Please report each row below that contains the string "swatch", copying every such row in full.

= Input for this task =
◆ ◆ ◆
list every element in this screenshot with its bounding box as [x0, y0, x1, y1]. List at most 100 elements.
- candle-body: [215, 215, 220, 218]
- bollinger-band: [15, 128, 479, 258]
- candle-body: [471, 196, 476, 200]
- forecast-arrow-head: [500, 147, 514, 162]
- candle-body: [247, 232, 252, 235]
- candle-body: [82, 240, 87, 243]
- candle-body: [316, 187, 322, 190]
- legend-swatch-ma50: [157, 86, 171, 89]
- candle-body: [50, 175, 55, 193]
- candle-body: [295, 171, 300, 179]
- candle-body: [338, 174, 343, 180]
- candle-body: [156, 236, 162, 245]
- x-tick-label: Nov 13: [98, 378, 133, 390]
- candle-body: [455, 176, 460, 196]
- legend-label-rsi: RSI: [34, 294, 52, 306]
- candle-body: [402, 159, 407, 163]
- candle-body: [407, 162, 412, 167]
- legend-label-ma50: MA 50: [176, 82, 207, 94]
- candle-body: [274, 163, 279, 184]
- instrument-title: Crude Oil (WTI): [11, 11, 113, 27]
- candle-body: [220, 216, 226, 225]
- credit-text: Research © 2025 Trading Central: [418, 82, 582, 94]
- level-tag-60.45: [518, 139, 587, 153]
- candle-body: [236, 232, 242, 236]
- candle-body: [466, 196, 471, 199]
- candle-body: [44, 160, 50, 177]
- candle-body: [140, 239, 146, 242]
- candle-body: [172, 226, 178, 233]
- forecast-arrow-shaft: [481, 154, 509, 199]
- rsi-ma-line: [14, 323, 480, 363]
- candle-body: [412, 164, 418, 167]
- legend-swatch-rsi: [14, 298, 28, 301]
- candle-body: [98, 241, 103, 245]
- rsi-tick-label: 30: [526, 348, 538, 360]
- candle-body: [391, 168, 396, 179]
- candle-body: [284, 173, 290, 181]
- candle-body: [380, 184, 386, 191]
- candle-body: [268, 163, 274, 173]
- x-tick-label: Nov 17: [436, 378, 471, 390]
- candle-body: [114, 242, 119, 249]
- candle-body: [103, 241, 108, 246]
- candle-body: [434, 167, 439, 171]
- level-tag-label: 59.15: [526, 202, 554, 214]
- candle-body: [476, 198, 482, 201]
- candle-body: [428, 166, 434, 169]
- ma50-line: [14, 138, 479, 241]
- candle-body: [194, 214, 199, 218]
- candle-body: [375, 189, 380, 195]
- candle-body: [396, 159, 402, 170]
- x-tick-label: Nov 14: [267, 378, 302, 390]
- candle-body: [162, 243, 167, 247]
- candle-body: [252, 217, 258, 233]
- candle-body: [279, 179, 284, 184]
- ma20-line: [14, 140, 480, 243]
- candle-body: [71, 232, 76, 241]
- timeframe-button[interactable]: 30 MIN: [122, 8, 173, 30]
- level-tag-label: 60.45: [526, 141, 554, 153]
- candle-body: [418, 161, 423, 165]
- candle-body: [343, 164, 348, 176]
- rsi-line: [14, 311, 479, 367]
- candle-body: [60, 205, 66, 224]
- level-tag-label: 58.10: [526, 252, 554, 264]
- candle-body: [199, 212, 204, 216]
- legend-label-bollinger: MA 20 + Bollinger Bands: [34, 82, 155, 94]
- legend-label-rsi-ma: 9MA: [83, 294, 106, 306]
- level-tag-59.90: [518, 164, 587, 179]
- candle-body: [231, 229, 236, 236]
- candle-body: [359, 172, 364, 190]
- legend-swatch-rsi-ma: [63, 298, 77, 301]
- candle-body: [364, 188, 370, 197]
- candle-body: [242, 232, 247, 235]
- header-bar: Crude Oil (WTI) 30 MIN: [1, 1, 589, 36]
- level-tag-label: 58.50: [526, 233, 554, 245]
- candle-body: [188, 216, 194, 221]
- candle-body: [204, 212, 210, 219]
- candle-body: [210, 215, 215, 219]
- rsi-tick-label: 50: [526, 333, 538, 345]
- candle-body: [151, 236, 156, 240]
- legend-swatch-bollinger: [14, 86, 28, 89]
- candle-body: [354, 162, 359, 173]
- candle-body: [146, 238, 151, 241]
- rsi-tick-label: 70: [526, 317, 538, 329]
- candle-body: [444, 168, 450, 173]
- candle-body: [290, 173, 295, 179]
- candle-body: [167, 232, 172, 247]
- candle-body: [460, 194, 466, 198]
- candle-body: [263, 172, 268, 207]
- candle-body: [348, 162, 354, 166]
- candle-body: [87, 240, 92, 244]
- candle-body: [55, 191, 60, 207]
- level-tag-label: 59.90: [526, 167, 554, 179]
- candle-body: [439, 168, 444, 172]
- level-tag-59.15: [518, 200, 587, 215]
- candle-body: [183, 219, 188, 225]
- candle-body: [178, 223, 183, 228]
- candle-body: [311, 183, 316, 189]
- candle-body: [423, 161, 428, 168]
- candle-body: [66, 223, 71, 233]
◆ ◆ ◆
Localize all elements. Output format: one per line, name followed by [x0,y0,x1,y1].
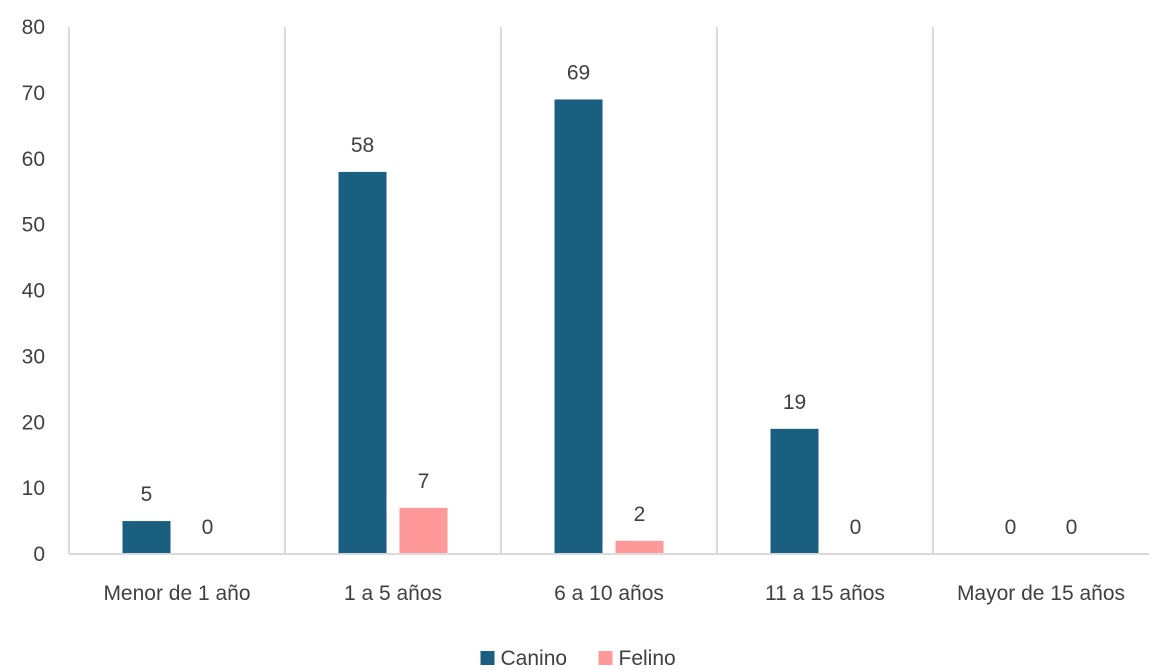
◆ ◆ ◆
= Result for this exercise =
- legend-swatch-ma50: [157, 86, 171, 89]
- legend-swatch-rsi: [14, 298, 28, 301]
- legend-swatch-rsi-ma: [63, 298, 77, 301]
- legend-swatch-bollinger: [14, 86, 28, 89]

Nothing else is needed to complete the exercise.